▸ **Task instructions**:
Search the data below for "series"; list each line that holds it.

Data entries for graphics
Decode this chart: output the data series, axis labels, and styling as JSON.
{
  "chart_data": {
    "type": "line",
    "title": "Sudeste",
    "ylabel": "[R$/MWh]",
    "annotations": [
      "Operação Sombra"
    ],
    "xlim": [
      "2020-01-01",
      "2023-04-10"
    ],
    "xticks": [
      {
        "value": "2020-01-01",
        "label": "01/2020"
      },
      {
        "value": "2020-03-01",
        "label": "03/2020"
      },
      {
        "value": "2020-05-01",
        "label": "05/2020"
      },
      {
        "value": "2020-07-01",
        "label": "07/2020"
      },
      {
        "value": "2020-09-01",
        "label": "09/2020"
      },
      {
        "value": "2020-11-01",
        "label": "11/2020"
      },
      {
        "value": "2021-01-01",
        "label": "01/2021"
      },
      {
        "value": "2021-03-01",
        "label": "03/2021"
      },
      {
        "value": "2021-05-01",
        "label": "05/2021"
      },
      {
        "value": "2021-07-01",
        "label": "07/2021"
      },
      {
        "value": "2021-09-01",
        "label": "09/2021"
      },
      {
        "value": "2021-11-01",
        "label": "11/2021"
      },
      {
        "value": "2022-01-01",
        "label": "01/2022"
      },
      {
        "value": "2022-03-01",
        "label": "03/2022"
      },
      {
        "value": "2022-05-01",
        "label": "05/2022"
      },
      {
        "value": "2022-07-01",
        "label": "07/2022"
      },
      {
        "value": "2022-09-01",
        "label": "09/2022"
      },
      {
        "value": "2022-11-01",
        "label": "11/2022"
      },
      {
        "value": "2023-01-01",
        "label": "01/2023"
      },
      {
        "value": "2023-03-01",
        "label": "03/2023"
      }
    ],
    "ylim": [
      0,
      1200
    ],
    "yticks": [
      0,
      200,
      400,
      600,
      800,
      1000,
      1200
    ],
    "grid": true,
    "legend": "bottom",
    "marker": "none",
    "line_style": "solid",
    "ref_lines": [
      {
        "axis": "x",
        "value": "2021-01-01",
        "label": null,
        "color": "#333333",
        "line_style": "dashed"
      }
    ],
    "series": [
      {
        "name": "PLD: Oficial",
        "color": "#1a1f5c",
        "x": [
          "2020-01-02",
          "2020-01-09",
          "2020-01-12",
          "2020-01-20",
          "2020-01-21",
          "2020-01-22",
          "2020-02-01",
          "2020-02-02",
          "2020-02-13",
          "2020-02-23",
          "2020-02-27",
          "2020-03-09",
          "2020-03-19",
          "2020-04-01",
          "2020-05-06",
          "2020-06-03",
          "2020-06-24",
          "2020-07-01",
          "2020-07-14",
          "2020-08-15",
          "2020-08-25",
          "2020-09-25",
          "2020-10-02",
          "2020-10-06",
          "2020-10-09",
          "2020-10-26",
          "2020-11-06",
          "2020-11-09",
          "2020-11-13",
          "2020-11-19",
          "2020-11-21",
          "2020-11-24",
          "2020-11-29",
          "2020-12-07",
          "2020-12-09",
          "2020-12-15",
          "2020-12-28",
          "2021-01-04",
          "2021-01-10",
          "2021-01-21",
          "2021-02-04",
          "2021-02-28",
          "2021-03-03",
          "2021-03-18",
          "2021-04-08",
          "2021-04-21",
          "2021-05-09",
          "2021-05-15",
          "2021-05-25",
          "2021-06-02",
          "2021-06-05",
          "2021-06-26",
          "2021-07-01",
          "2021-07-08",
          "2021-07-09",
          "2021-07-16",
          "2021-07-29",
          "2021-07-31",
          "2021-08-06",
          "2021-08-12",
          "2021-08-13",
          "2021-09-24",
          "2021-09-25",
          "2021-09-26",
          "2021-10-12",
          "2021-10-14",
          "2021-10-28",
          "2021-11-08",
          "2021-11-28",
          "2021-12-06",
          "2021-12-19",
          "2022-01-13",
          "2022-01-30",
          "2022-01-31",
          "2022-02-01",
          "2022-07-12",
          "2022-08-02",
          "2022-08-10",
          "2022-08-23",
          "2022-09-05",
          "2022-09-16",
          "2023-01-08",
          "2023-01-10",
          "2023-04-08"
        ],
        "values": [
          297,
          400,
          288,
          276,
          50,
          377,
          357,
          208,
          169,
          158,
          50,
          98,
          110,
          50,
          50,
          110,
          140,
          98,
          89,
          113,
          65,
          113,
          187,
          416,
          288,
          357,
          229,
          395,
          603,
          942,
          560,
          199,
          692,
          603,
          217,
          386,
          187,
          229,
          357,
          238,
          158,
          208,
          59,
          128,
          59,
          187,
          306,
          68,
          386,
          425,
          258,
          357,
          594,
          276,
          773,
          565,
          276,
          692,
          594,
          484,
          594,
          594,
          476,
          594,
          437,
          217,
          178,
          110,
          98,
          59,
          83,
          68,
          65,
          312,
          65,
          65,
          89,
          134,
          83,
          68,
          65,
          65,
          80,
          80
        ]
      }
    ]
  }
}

▸ **Answer to the problem**:
Decode this chart: output the data series, axis labels, and styling as JSON.
    "series": [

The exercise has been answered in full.